• [Data excerpts]
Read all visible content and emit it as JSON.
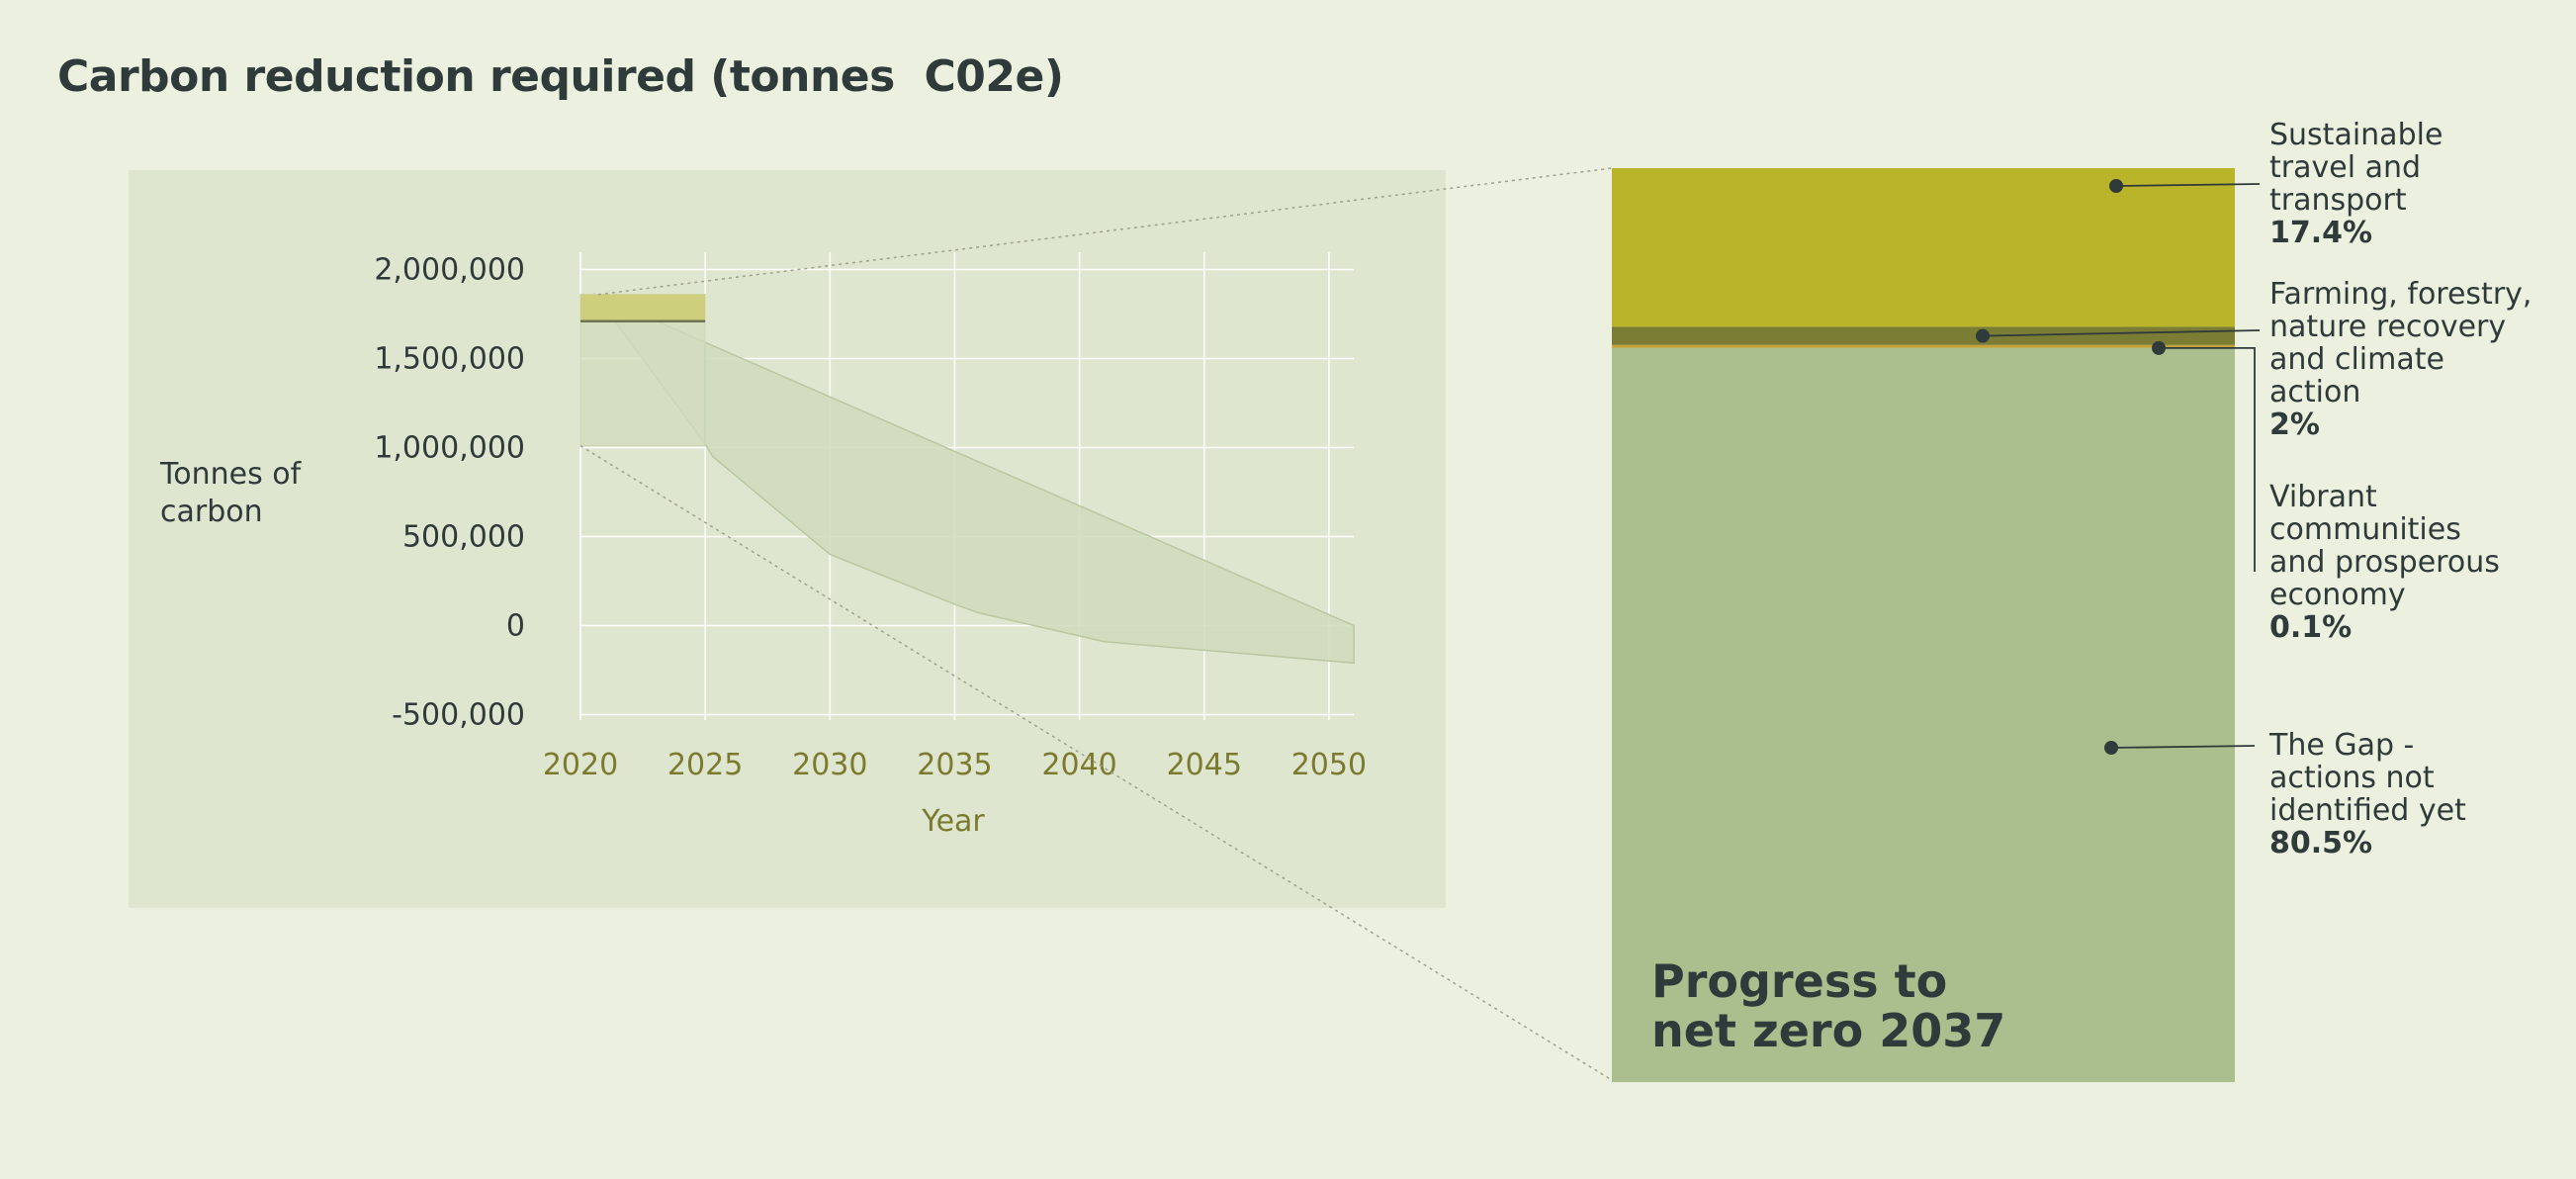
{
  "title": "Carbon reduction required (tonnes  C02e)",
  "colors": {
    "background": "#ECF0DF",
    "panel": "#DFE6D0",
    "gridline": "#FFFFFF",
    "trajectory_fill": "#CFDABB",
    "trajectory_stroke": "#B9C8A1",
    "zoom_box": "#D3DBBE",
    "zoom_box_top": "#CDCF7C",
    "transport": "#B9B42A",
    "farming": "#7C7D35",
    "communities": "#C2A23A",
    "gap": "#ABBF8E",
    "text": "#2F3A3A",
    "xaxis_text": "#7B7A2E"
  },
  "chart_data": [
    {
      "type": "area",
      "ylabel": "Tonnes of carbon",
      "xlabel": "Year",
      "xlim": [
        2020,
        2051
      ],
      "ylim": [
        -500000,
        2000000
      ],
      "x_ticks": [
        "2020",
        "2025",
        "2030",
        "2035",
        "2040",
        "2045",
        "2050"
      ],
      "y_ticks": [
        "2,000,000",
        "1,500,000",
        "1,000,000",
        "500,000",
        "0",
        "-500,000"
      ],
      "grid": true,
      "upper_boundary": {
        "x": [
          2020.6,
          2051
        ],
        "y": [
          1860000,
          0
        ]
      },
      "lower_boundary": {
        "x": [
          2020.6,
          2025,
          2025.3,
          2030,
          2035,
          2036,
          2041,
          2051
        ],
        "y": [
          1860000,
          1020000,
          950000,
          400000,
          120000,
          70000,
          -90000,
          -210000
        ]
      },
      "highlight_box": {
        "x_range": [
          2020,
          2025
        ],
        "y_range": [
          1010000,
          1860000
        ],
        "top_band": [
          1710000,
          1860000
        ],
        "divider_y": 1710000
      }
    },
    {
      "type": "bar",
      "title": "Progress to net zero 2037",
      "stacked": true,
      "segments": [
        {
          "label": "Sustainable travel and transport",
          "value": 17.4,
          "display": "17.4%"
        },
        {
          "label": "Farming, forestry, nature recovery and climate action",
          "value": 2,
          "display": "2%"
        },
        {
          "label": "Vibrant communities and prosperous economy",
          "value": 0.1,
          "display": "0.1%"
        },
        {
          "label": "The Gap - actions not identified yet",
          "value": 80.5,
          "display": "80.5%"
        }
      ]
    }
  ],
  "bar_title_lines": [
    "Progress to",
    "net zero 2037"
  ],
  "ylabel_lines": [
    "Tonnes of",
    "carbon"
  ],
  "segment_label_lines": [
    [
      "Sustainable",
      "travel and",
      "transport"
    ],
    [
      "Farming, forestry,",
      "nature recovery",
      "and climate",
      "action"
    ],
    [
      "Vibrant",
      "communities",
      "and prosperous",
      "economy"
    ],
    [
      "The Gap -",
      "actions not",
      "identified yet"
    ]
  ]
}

• [Given problem]
Whichever lines contain the string "climate", select and copy them.

• [Task output]
          "label": "Farming, forestry, nature recovery and climate action",
      "and climate",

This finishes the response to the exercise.